(Extracted records)
────
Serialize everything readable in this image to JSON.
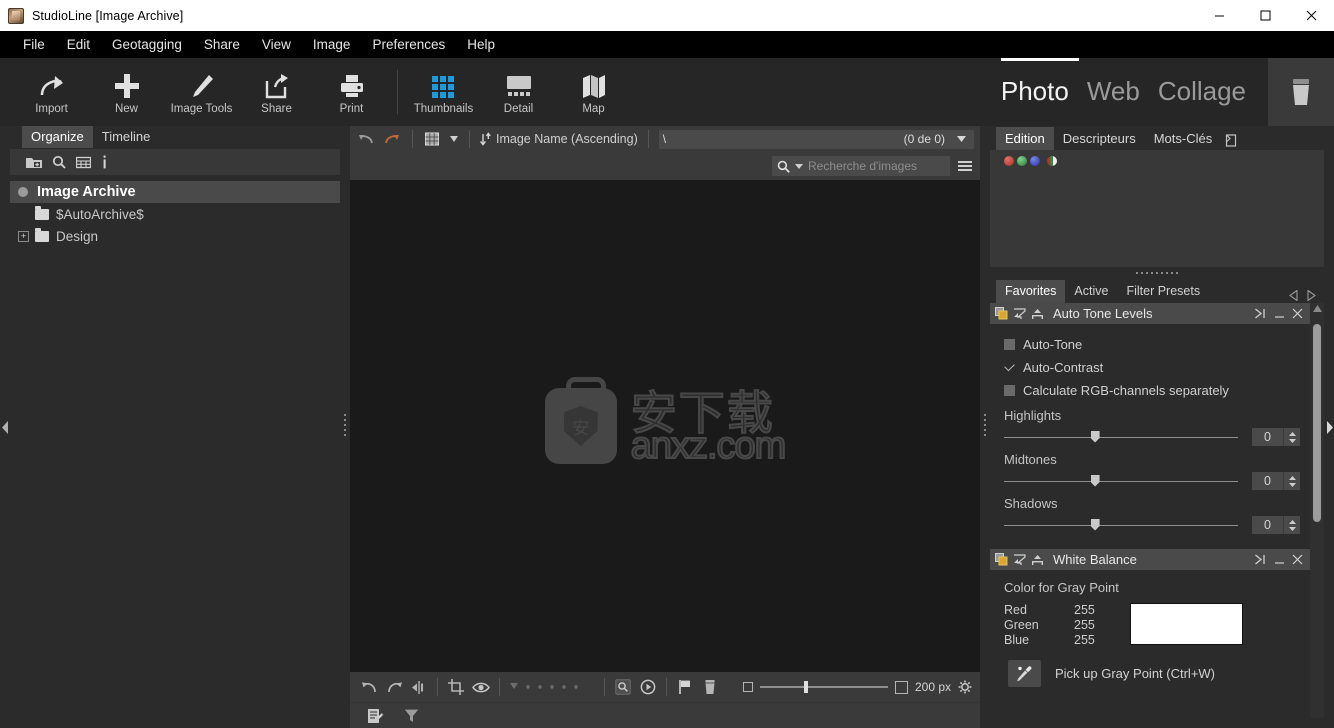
{
  "window": {
    "title": "StudioLine [Image Archive]",
    "icon": "app-icon",
    "controls": {
      "minimize": "minimize-icon",
      "maximize": "maximize-icon",
      "close": "close-icon"
    }
  },
  "menubar": {
    "items": [
      {
        "label": "File"
      },
      {
        "label": "Edit"
      },
      {
        "label": "Geotagging"
      },
      {
        "label": "Share"
      },
      {
        "label": "View"
      },
      {
        "label": "Image"
      },
      {
        "label": "Preferences"
      },
      {
        "label": "Help"
      }
    ]
  },
  "ribbon": {
    "buttons": [
      {
        "label": "Import",
        "icon": "import-arrow-icon"
      },
      {
        "label": "New",
        "icon": "plus-icon"
      },
      {
        "label": "Image Tools",
        "icon": "wand-icon"
      },
      {
        "label": "Share",
        "icon": "share-export-icon"
      },
      {
        "label": "Print",
        "icon": "printer-icon"
      }
    ],
    "view_buttons": [
      {
        "label": "Thumbnails",
        "icon": "grid-icon"
      },
      {
        "label": "Detail",
        "icon": "detail-icon"
      },
      {
        "label": "Map",
        "icon": "map-icon"
      }
    ],
    "modes": [
      {
        "label": "Photo",
        "active": true
      },
      {
        "label": "Web",
        "active": false
      },
      {
        "label": "Collage",
        "active": false
      }
    ],
    "trash": "trash-icon",
    "accent_color": "#1e9bdd"
  },
  "left_panel": {
    "tabs": [
      {
        "label": "Organize",
        "active": true
      },
      {
        "label": "Timeline",
        "active": false
      }
    ],
    "tools": [
      {
        "icon": "new-folder-icon"
      },
      {
        "icon": "search-icon"
      },
      {
        "icon": "table-icon"
      },
      {
        "icon": "info-icon"
      }
    ],
    "tree": [
      {
        "label": "Image Archive",
        "type": "root",
        "selected": true
      },
      {
        "label": "$AutoArchive$",
        "type": "folder",
        "expandable": false
      },
      {
        "label": "Design",
        "type": "folder",
        "expandable": true
      }
    ]
  },
  "center": {
    "toolbar": {
      "undo": "undo-arrow-icon",
      "redo": "redo-arrow-icon",
      "view_mode": "grid-dropdown-icon",
      "sort_icon": "sort-ascending-icon",
      "sort_label": "Image Name (Ascending)"
    },
    "path": {
      "value": "\\",
      "count": "(0 de 0)",
      "dropdown": "chevron-down-icon"
    },
    "search": {
      "icon": "search-icon",
      "placeholder": "Recherche d'images",
      "menu": "hamburger-icon"
    },
    "canvas": {
      "watermark_cn": "安下载",
      "watermark_url": "anxz.com",
      "watermark_mark": "安"
    },
    "bottom_toolbar": {
      "buttons": [
        {
          "icon": "rotate-left-icon"
        },
        {
          "icon": "rotate-right-icon"
        },
        {
          "icon": "flip-icon"
        },
        {
          "icon": "crop-icon"
        },
        {
          "icon": "eye-icon"
        },
        {
          "icon": "rating-stars-icon"
        },
        {
          "icon": "zoom-box-icon"
        },
        {
          "icon": "play-circle-icon"
        },
        {
          "icon": "flag-icon"
        },
        {
          "icon": "trash-icon"
        }
      ],
      "row2": [
        {
          "icon": "notes-icon"
        },
        {
          "icon": "filter-funnel-icon"
        }
      ],
      "zoom": {
        "min_icon": "small-square-icon",
        "max_icon": "large-square-icon",
        "value": "200 px",
        "settings": "gear-icon"
      }
    }
  },
  "right_panel": {
    "tabs": [
      {
        "label": "Edition",
        "active": true
      },
      {
        "label": "Descripteurs",
        "active": false
      },
      {
        "label": "Mots-Clés",
        "active": false
      }
    ],
    "tab_extra_icon": "detach-icon",
    "channel_spheres": [
      "#c0392b",
      "#3b9e4a",
      "#2f45c8",
      "#3b9e4a",
      "#f2f2f2"
    ],
    "filter_tabs": [
      {
        "label": "Favorites",
        "active": true
      },
      {
        "label": "Active",
        "active": false
      },
      {
        "label": "Filter Presets",
        "active": false
      }
    ],
    "filter_nav": {
      "prev": "chevron-left-icon",
      "next": "chevron-right-icon"
    },
    "panels": [
      {
        "title": "Auto Tone Levels",
        "head_icons": [
          "copy-settings-icon",
          "collapse-icon",
          "apply-icon"
        ],
        "head_tools": [
          "expand-icon",
          "minimize-icon",
          "close-icon"
        ],
        "checkboxes": [
          {
            "label": "Auto-Tone",
            "checked": false
          },
          {
            "label": "Auto-Contrast",
            "checked": true
          },
          {
            "label": "Calculate RGB-channels separately",
            "checked": false
          }
        ],
        "sliders": [
          {
            "label": "Highlights",
            "value": "0"
          },
          {
            "label": "Midtones",
            "value": "0"
          },
          {
            "label": "Shadows",
            "value": "0"
          }
        ]
      },
      {
        "title": "White Balance",
        "head_icons": [
          "copy-settings-icon",
          "collapse-icon",
          "apply-icon"
        ],
        "head_tools": [
          "expand-icon",
          "minimize-icon",
          "close-icon"
        ],
        "section_title": "Color for Gray Point",
        "channels": [
          {
            "name": "Red",
            "value": "255"
          },
          {
            "name": "Green",
            "value": "255"
          },
          {
            "name": "Blue",
            "value": "255"
          }
        ],
        "swatch_color": "#ffffff",
        "pick_button": {
          "icon": "eyedropper-icon",
          "label": "Pick up Gray Point (Ctrl+W)"
        }
      }
    ]
  }
}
────
Task description | Gather every line from the listing above in which "Gray" appears, and copy those lines.

Solution below |
        "section_title": "Color for Gray Point",
          "label": "Pick up Gray Point (Ctrl+W)"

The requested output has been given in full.